(Rows from a dataset)
'''

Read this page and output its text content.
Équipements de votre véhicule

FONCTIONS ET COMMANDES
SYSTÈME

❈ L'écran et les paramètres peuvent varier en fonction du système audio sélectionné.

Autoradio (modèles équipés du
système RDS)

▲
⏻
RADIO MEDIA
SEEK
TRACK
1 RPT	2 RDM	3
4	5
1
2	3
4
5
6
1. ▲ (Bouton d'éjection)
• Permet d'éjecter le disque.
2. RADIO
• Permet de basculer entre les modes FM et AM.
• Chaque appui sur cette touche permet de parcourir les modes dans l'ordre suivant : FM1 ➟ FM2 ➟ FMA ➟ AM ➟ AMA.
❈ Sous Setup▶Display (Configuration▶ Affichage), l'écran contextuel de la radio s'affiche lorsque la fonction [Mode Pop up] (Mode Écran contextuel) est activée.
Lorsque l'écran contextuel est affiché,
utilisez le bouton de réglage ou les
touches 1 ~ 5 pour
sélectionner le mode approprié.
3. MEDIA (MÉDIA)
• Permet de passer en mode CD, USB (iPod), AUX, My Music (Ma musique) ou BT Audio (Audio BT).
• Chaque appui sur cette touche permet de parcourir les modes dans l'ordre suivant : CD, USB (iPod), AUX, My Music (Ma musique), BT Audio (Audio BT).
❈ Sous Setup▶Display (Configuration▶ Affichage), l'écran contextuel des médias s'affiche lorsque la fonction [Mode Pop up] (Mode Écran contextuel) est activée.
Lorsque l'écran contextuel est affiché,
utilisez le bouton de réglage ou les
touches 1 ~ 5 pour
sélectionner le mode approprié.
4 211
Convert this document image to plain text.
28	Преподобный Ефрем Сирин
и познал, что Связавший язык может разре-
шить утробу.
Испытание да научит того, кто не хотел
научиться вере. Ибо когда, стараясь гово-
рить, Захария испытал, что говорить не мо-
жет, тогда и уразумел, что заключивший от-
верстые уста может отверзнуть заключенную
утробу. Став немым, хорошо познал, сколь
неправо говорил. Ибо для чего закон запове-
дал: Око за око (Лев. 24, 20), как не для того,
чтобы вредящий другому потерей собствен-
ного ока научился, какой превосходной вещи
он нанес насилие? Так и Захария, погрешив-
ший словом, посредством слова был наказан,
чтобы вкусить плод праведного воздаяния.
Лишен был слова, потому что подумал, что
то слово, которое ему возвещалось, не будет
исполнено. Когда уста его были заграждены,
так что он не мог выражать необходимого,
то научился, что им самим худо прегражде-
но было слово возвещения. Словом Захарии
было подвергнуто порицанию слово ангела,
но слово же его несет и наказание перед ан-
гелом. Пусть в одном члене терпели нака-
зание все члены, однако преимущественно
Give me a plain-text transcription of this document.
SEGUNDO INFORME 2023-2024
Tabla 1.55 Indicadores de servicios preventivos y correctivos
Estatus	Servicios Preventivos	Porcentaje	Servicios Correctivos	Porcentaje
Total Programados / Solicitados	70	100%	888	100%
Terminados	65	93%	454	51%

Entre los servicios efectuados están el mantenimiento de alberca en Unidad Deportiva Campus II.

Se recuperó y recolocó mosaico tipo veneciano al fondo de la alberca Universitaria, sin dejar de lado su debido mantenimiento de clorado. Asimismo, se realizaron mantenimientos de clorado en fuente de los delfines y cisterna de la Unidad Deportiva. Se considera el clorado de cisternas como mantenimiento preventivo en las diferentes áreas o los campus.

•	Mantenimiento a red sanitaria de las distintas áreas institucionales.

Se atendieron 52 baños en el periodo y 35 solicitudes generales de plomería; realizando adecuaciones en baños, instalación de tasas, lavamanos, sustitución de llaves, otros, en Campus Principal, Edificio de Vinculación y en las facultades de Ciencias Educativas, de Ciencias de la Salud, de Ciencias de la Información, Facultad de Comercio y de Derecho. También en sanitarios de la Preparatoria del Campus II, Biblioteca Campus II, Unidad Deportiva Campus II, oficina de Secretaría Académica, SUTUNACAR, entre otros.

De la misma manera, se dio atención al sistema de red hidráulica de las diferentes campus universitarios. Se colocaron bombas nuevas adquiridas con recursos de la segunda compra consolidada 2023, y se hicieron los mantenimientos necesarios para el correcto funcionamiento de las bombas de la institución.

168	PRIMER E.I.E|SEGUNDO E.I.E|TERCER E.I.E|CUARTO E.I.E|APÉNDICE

'''

● **Exercise brief**
Using the data above, copy each line that contains "contextuel".

● **Finished answer**
❈ Sous Setup▶Display (Configuration▶ Affichage), l'écran contextuel de la radio s'affiche lorsque la fonction [Mode Pop up] (Mode Écran contextuel) est activée.
Lorsque l'écran contextuel est affiché,
❈ Sous Setup▶Display (Configuration▶ Affichage), l'écran contextuel des médias s'affiche lorsque la fonction [Mode Pop up] (Mode Écran contextuel) est activée.
Lorsque l'écran contextuel est affiché,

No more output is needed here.